**Task:**
Say whether each statement agrees with the text about Otis Aultman, answering yes or no and quoting the deciding words of the text exactly. (a) Aultman died after a fall from a platform near his shop. (b) The El Paso Chamber of Commerce bought his negatives before any of them went missing. (c) Prints from the negatives were made in the 1940s.
┌─ Text excerpt
After staring at the stranger for quite some time, he walked up to him and said, "Mister, I want to shake your hand. Until now, I have been called the ugliest man in El Paso, and have accepted that dubious honor gracefully. However, I have been looking at you since you came in and this is a happy moment for me. I'm conferring my title upon you from now on. Any fair-minded judge will back me up. You are unquestionably the ugliest man in El Paso." From that night on, the two men became good friends.

On March 6, 1943, Otis Aultman's life tragically came to an end when he fell from a seven-foot platform into the alleyway by his shop. An El Paso Times article wrote that the "tribute of an aged man for his deceased friend, with whom he had been closely associated for 35 years, left hardly a dry eye in the Martin Chapel," describing the eulogy by engineer E. C. Erdis.

The El Paso Chamber of Commerce bought Aultman's collection of 6,000 negatives after several disappeared from his shop. They remained in storage until the 1960s when prints were made and historians C. L. Sonnichsen and M. G. McKinney identified the photographs. Sets of prints were placed in the Public Library Downtown and UTEP.
└─
┌─ Data excerpt
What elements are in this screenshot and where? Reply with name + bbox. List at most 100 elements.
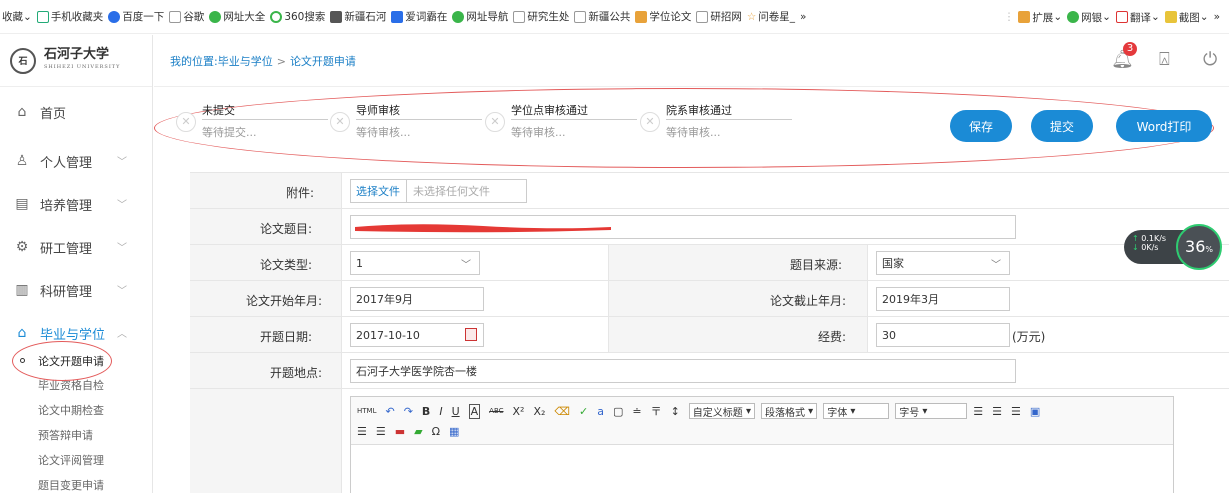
└─
**Solved exercise:**
(a) Yes: "fell from a seven-foot platform into the alleyway by his shop"
(b) No: "bought Aultman's collection of 6,000 negatives after several disappeared from his shop"
(c) No: "They remained in storage until the 1960s when prints were made"